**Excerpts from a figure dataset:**
★ ★ ★

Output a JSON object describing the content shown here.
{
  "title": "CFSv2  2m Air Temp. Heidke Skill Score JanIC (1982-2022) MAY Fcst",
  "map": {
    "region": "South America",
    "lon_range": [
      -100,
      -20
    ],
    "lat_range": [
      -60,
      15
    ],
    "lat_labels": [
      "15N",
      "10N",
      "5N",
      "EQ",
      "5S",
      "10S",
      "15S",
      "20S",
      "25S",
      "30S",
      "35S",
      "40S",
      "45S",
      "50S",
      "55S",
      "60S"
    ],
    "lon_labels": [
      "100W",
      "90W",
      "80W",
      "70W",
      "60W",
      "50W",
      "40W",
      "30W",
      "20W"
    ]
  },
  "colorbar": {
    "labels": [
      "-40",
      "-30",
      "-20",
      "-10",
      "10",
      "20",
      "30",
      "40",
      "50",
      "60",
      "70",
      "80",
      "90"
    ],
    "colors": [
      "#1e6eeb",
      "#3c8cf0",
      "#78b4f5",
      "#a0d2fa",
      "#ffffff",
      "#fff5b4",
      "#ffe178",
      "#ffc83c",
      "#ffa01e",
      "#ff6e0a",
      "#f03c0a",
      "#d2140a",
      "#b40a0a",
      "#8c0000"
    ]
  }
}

★ ★ ★

**Short exercise:** Return all of the data precisely as it appears.

**Exercise solution:**
Output a JSON object describing the content shown here.
{
  "title": "CFSv2  2m Air Temp. Heidke Skill Score JanIC (1982-2022) MAY Fcst",
  "map": {
    "region": "South America",
    "lon_range": [
      -100,
      -20
    ],
    "lat_range": [
      -60,
      15
    ],
    "lat_labels": [
      "15N",
      "10N",
      "5N",
      "EQ",
      "5S",
      "10S",
      "15S",
      "20S",
      "25S",
      "30S",
      "35S",
      "40S",
      "45S",
      "50S",
      "55S",
      "60S"
    ],
    "lon_labels": [
      "100W",
      "90W",
      "80W",
      "70W",
      "60W",
      "50W",
      "40W",
      "30W",
      "20W"
    ]
  },
  "colorbar": {
    "labels": [
      "-40",
      "-30",
      "-20",
      "-10",
      "10",
      "20",
      "30",
      "40",
      "50",
      "60",
      "70",
      "80",
      "90"
    ],
    "colors": [
      "#1e6eeb",
      "#3c8cf0",
      "#78b4f5",
      "#a0d2fa",
      "#ffffff",
      "#fff5b4",
      "#ffe178",
      "#ffc83c",
      "#ffa01e",
      "#ff6e0a",
      "#f03c0a",
      "#d2140a",
      "#b40a0a",
      "#8c0000"
    ]
  }
}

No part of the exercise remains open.